**TASK DESCRIPTION:** Which lines contain the string "excluding"? Please list every one of them.

++++++++++++++++++++

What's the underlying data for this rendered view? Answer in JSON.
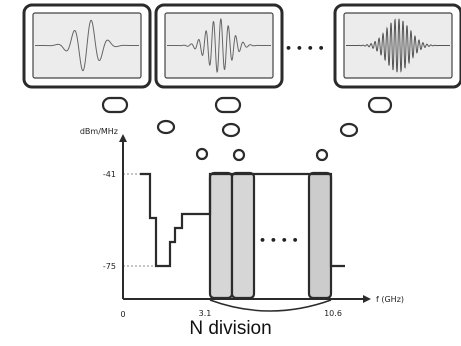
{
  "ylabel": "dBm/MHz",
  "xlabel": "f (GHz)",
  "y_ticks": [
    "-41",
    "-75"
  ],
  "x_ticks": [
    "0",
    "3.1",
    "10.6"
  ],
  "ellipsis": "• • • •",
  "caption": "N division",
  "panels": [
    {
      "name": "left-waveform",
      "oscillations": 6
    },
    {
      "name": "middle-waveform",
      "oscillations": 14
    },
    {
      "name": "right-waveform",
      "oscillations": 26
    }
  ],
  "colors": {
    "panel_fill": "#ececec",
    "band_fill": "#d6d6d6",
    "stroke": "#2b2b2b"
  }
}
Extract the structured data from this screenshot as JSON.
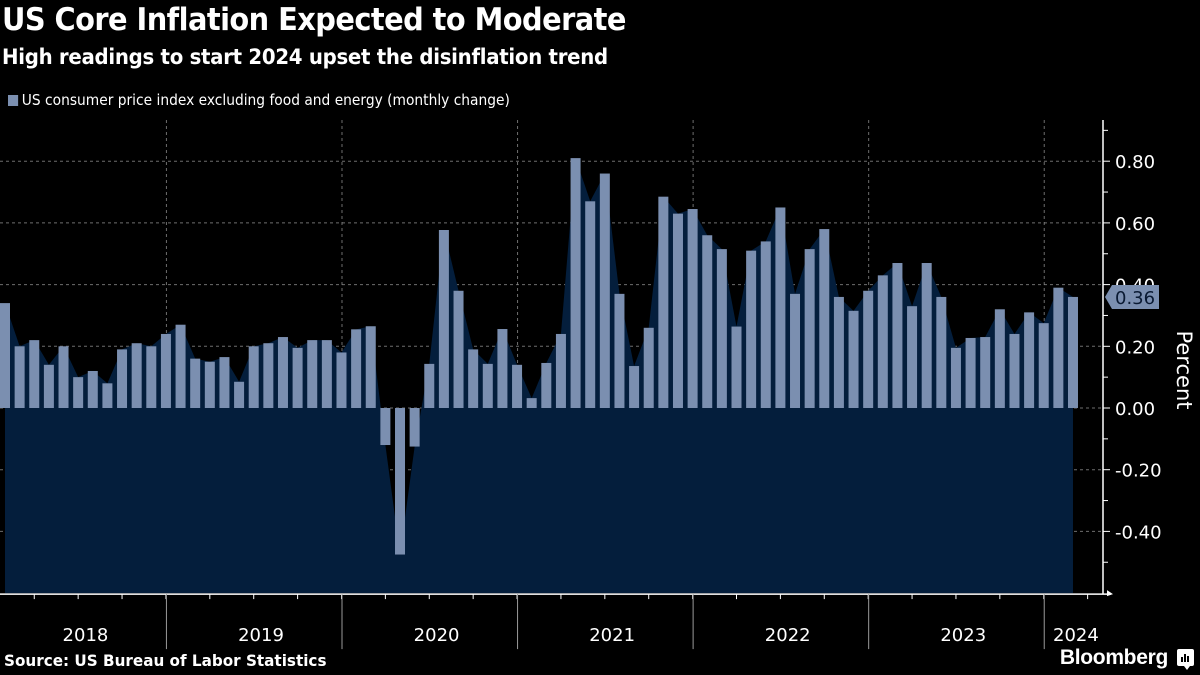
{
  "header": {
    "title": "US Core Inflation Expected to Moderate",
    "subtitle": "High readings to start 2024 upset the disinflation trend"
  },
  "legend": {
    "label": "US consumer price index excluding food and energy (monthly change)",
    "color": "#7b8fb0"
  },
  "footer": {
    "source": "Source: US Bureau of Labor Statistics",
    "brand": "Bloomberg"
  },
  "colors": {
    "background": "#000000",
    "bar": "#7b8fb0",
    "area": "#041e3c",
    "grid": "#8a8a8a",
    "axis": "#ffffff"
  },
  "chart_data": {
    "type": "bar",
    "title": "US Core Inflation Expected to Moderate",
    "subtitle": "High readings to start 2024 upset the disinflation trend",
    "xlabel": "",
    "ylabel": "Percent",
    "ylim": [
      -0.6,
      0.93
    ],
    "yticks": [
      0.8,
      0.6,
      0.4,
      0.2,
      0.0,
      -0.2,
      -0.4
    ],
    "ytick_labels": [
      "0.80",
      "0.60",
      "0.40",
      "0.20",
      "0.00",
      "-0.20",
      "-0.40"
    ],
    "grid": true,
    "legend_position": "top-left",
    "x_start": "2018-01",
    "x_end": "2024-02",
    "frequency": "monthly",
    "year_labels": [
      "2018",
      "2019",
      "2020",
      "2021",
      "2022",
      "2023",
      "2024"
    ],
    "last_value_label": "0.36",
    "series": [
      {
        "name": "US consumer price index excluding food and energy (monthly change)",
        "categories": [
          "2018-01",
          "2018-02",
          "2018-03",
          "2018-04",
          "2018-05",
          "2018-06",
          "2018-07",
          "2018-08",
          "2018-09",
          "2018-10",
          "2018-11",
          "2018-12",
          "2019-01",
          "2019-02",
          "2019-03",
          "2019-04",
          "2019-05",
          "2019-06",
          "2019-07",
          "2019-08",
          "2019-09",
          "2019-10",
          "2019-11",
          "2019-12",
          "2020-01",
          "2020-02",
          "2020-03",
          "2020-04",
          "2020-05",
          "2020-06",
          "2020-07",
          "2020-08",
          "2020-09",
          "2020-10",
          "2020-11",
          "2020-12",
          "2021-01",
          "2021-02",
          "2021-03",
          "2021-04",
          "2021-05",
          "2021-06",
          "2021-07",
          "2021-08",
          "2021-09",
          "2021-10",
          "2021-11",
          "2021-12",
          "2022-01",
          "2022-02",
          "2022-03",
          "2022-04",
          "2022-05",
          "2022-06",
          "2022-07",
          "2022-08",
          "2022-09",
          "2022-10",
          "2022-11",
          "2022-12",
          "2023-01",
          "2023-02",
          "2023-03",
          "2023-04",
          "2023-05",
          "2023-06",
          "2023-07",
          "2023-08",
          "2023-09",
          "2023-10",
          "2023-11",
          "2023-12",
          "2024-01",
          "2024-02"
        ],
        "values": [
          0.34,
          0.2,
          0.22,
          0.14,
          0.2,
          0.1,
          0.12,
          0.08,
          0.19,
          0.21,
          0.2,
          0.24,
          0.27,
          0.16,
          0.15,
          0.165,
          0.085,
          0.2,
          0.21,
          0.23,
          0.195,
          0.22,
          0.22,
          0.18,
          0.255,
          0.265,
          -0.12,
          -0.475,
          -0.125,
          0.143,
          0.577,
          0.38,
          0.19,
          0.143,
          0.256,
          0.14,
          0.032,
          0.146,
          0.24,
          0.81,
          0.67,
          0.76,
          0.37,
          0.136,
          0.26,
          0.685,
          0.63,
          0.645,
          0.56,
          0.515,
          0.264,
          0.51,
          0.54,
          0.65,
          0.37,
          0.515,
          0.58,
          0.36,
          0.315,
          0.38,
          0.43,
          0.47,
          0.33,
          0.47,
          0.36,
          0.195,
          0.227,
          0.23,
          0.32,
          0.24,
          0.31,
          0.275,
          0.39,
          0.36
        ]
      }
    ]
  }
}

++++++++++++++++++++

**WRITTEN ANSWER:**
    "label": "US consumer price index excluding food and energy (monthly change)",
        "name": "US consumer price index excluding food and energy (monthly change)",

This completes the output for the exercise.